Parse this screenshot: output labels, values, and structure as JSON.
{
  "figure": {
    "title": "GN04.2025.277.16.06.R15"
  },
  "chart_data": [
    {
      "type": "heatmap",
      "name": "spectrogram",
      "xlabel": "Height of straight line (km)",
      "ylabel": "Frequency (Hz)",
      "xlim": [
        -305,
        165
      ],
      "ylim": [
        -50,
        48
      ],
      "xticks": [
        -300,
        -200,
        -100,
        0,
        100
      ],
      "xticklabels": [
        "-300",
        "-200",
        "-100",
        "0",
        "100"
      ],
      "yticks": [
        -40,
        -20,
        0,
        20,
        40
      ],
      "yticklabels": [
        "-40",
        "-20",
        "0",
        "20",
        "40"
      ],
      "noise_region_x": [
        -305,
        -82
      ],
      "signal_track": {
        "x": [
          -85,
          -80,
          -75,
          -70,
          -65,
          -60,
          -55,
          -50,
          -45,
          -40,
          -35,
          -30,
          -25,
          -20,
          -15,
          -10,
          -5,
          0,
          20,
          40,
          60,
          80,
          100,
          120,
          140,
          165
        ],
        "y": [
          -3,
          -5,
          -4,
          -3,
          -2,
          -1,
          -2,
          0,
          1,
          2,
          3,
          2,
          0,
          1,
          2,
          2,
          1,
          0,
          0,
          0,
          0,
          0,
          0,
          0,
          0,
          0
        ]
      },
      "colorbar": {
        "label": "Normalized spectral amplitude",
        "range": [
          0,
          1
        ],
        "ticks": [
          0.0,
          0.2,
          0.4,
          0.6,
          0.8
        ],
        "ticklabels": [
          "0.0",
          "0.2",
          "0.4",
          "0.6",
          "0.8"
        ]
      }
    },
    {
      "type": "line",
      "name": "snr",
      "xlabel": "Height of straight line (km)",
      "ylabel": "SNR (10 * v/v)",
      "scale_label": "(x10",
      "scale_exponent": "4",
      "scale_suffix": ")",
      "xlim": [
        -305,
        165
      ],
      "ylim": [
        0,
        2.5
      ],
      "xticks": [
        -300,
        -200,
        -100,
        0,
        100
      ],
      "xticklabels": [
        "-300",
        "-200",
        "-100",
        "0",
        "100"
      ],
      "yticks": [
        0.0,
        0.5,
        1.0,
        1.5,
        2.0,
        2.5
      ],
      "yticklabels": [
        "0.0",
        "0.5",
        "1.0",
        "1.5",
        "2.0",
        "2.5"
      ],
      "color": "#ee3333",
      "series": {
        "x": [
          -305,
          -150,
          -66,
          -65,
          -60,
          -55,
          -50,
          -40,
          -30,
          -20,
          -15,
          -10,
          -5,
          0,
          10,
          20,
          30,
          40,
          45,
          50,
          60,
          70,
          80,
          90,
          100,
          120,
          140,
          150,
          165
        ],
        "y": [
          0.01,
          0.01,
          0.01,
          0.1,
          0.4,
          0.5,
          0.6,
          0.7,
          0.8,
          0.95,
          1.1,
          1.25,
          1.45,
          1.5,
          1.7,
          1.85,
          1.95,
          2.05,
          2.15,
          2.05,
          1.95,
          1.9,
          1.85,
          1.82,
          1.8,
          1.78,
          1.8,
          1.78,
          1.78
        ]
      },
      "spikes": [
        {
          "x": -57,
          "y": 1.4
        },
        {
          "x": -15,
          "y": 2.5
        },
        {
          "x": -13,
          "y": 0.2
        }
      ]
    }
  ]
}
***
• _To be done_
Every entry should be printed again exactly as it stands.

• _The result_
Parse this screenshot: output labels, values, and structure as JSON.
{
  "figure": {
    "title": "GN04.2025.277.16.06.R15"
  },
  "chart_data": [
    {
      "type": "heatmap",
      "name": "spectrogram",
      "xlabel": "Height of straight line (km)",
      "ylabel": "Frequency (Hz)",
      "xlim": [
        -305,
        165
      ],
      "ylim": [
        -50,
        48
      ],
      "xticks": [
        -300,
        -200,
        -100,
        0,
        100
      ],
      "xticklabels": [
        "-300",
        "-200",
        "-100",
        "0",
        "100"
      ],
      "yticks": [
        -40,
        -20,
        0,
        20,
        40
      ],
      "yticklabels": [
        "-40",
        "-20",
        "0",
        "20",
        "40"
      ],
      "noise_region_x": [
        -305,
        -82
      ],
      "signal_track": {
        "x": [
          -85,
          -80,
          -75,
          -70,
          -65,
          -60,
          -55,
          -50,
          -45,
          -40,
          -35,
          -30,
          -25,
          -20,
          -15,
          -10,
          -5,
          0,
          20,
          40,
          60,
          80,
          100,
          120,
          140,
          165
        ],
        "y": [
          -3,
          -5,
          -4,
          -3,
          -2,
          -1,
          -2,
          0,
          1,
          2,
          3,
          2,
          0,
          1,
          2,
          2,
          1,
          0,
          0,
          0,
          0,
          0,
          0,
          0,
          0,
          0
        ]
      },
      "colorbar": {
        "label": "Normalized spectral amplitude",
        "range": [
          0,
          1
        ],
        "ticks": [
          0.0,
          0.2,
          0.4,
          0.6,
          0.8
        ],
        "ticklabels": [
          "0.0",
          "0.2",
          "0.4",
          "0.6",
          "0.8"
        ]
      }
    },
    {
      "type": "line",
      "name": "snr",
      "xlabel": "Height of straight line (km)",
      "ylabel": "SNR (10 * v/v)",
      "scale_label": "(x10",
      "scale_exponent": "4",
      "scale_suffix": ")",
      "xlim": [
        -305,
        165
      ],
      "ylim": [
        0,
        2.5
      ],
      "xticks": [
        -300,
        -200,
        -100,
        0,
        100
      ],
      "xticklabels": [
        "-300",
        "-200",
        "-100",
        "0",
        "100"
      ],
      "yticks": [
        0.0,
        0.5,
        1.0,
        1.5,
        2.0,
        2.5
      ],
      "yticklabels": [
        "0.0",
        "0.5",
        "1.0",
        "1.5",
        "2.0",
        "2.5"
      ],
      "color": "#ee3333",
      "series": {
        "x": [
          -305,
          -150,
          -66,
          -65,
          -60,
          -55,
          -50,
          -40,
          -30,
          -20,
          -15,
          -10,
          -5,
          0,
          10,
          20,
          30,
          40,
          45,
          50,
          60,
          70,
          80,
          90,
          100,
          120,
          140,
          150,
          165
        ],
        "y": [
          0.01,
          0.01,
          0.01,
          0.1,
          0.4,
          0.5,
          0.6,
          0.7,
          0.8,
          0.95,
          1.1,
          1.25,
          1.45,
          1.5,
          1.7,
          1.85,
          1.95,
          2.05,
          2.15,
          2.05,
          1.95,
          1.9,
          1.85,
          1.82,
          1.8,
          1.78,
          1.8,
          1.78,
          1.78
        ]
      },
      "spikes": [
        {
          "x": -57,
          "y": 1.4
        },
        {
          "x": -15,
          "y": 2.5
        },
        {
          "x": -13,
          "y": 0.2
        }
      ]
    }
  ]
}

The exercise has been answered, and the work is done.